[Data entries]
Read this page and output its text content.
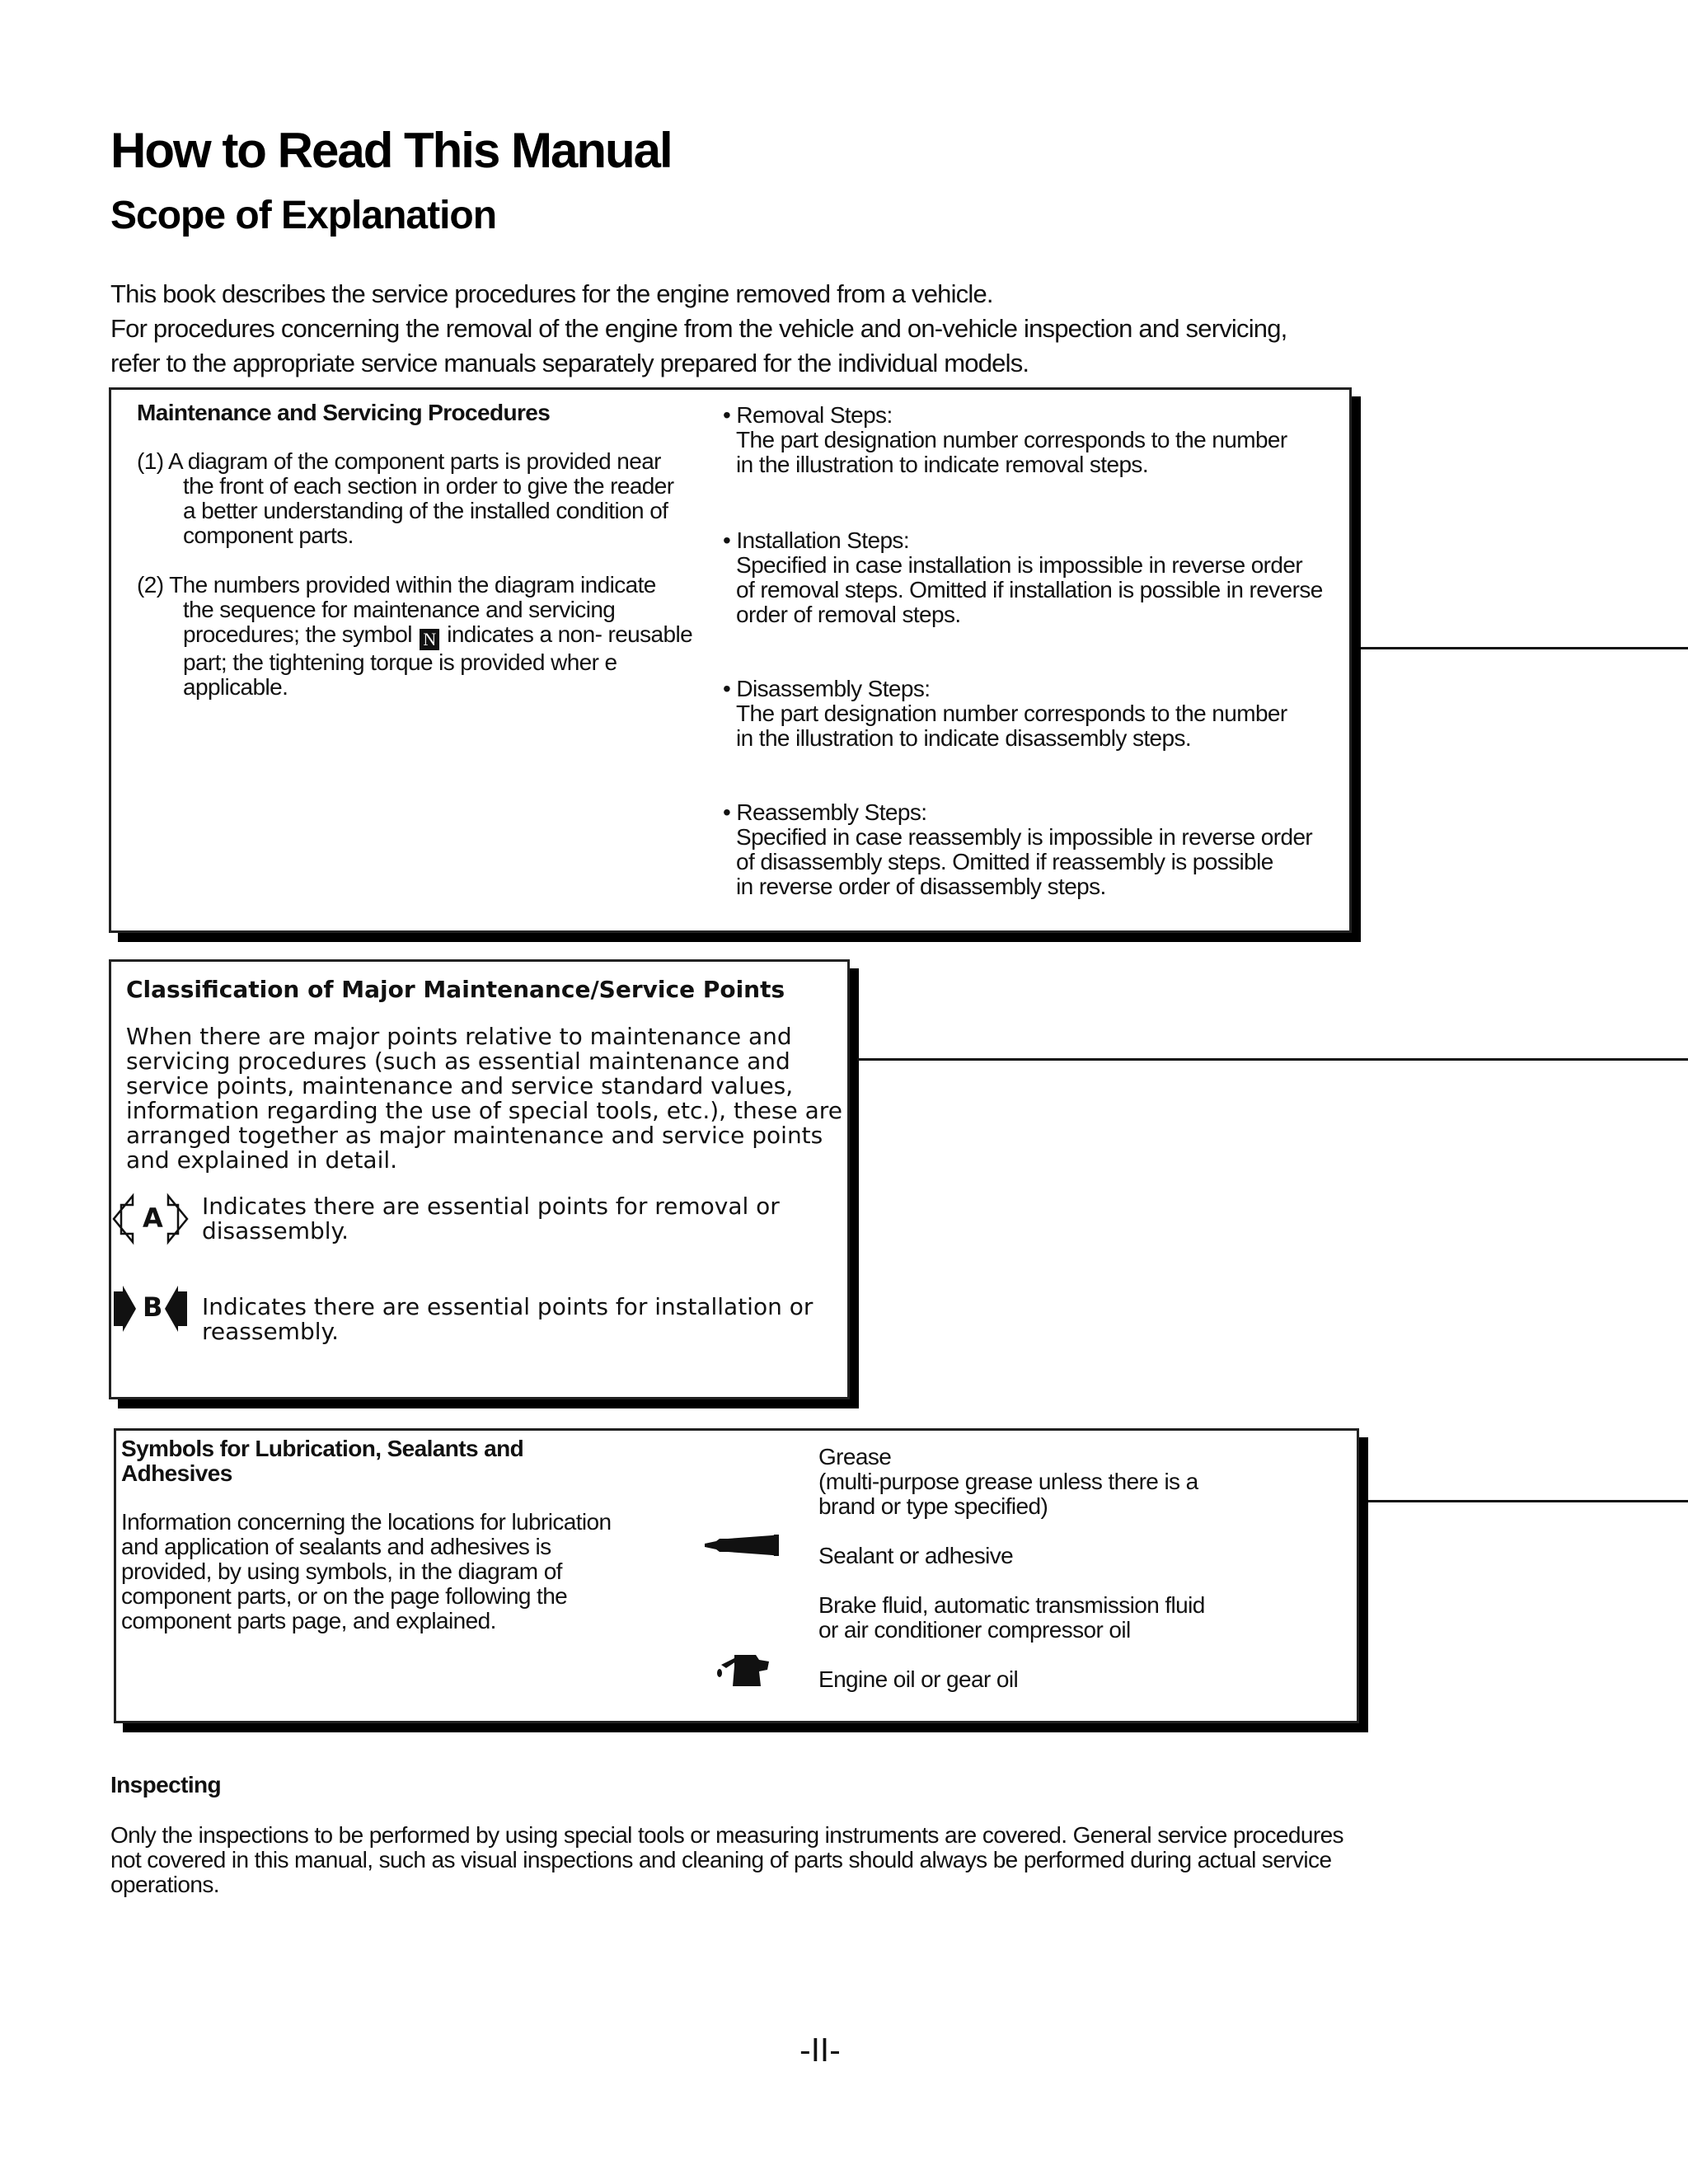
How to Read This Manual
Scope of Explanation
This book describes the service procedures for the engine removed from a vehicle.
For procedures concerning the removal of the engine from the vehicle and on-vehicle inspection and servicing,
refer to the appropriate service manuals separately prepared for the individual models.
Maintenance and Servicing Procedures
(1) A diagram of the component parts is provided near
the front of each section in order to give the reader
a better understanding of the installed condition of
component parts.
(2) The numbers provided within the diagram indicate
the sequence for maintenance and servicing
procedures; the symbol N indicates a non- reusable
part; the tightening torque is provided wher e
applicable.
• Removal Steps:
The part designation number corresponds to the number
in the illustration to indicate removal steps.
• Installation Steps:
Specified in case installation is impossible in reverse order
of removal steps. Omitted if installation is possible in reverse
order of removal steps.
• Disassembly Steps:
The part designation number corresponds to the number
in the illustration to indicate disassembly steps.
• Reassembly Steps:
Specified in case reassembly is impossible in reverse order
of disassembly steps. Omitted if reassembly is possible
in reverse order of disassembly steps.
Classification of Major Maintenance/Service Points
When there are major points relative to maintenance and
servicing procedures (such as essential maintenance and
service points, maintenance and service standard values,
information regarding the use of special tools, etc.), these are
arranged together as major maintenance and service points
and explained in detail.
A Indicates there are essential points for removal or
disassembly.
B Indicates there are essential points for installation or
reassembly.
Symbols for Lubrication, Sealants and
Adhesives
Information concerning the locations for lubrication
and application of sealants and adhesives is
provided, by using symbols, in the diagram of
component parts, or on the page following the
component parts page, and explained.
Grease
(multi-purpose grease unless there is a
brand or type specified)
Sealant or adhesive
Brake fluid, automatic transmission fluid
or air conditioner compressor oil
Engine oil or gear oil
Inspecting
Only the inspections to be performed by using special tools or measuring instruments are covered. General service procedures
not covered in this manual, such as visual inspections and cleaning of parts should always be performed during actual service
operations.
-II-
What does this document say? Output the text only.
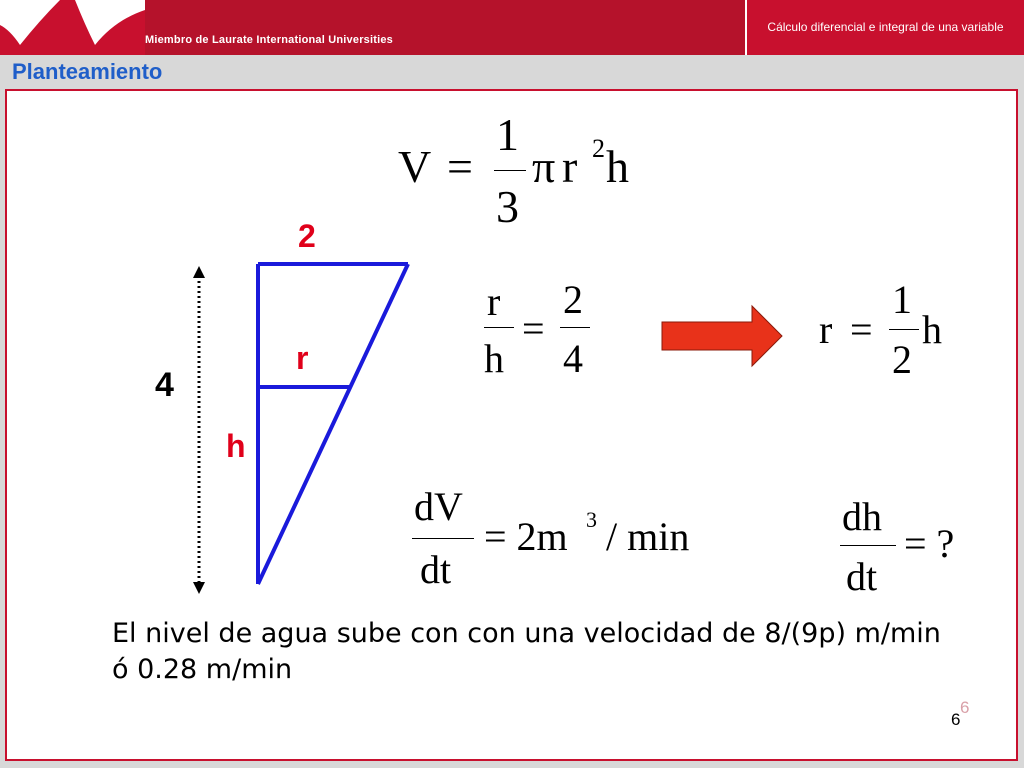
Miembro de Laurate International Universities
Cálculo diferencial e integral de una variable
Planteamiento
V =
1
3
π r 2 h
2
4
r
h
r
h
=
2
4
r =
1
2
h
dV
dt
= 2m 3 / min	dh
dt
= ?
El nivel de agua sube con con una velocidad de 8/(9p) m/min ó 0.28 m/min
6
6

__WHAT YOU NEED TO DO__
Your task is to set down the records shown above exactly, minus any pictures.

__SOLUTION TO THIS TASK__
Read this page and output its text content.
How to Read This Manual
Scope of Explanation
This book describes the service procedures for the engine removed from a vehicle.
For procedures concerning the removal of the engine from the vehicle and on-vehicle inspection and servicing,
refer to the appropriate service manuals separately prepared for the individual models.
Maintenance and Servicing Procedures
(1) A diagram of the component parts is provided near
the front of each section in order to give the reader
a better understanding of the installed condition of
component parts.
(2) The numbers provided within the diagram indicate
the sequence for maintenance and servicing
procedures; the symbol N indicates a non- reusable
part; the tightening torque is provided wher e
applicable.
• Removal Steps:
The part designation number corresponds to the number
in the illustration to indicate removal steps.
• Installation Steps:
Specified in case installation is impossible in reverse order
of removal steps. Omitted if installation is possible in reverse
order of removal steps.
• Disassembly Steps:
The part designation number corresponds to the number
in the illustration to indicate disassembly steps.
• Reassembly Steps:
Specified in case reassembly is impossible in reverse order
of disassembly steps. Omitted if reassembly is possible
in reverse order of disassembly steps.
Classification of Major Maintenance/Service Points
When there are major points relative to maintenance and
servicing procedures (such as essential maintenance and
service points, maintenance and service standard values,
information regarding the use of special tools, etc.), these are
arranged together as major maintenance and service points
and explained in detail.
A Indicates there are essential points for removal or
disassembly.
B Indicates there are essential points for installation or
reassembly.
Symbols for Lubrication, Sealants and
Adhesives
Information concerning the locations for lubrication
and application of sealants and adhesives is
provided, by using symbols, in the diagram of
component parts, or on the page following the
component parts page, and explained.
Grease
(multi-purpose grease unless there is a
brand or type specified)
Sealant or adhesive
Brake fluid, automatic transmission fluid
or air conditioner compressor oil
Engine oil or gear oil
Inspecting
Only the inspections to be performed by using special tools or measuring instruments are covered. General service procedures
not covered in this manual, such as visual inspections and cleaning of parts should always be performed during actual service
operations.
-II-
What does this document say? Output the text only.
Miembro de Laurate International Universities
Cálculo diferencial e integral de una variable
Planteamiento
V =
1
3
π r 2 h
2
4
r
h
r
h
=
2
4
r =
1
2
h
dV
dt
= 2m 3 / min	dh
dt
= ?
El nivel de agua sube con con una velocidad de 8/(9p) m/min ó 0.28 m/min
6
6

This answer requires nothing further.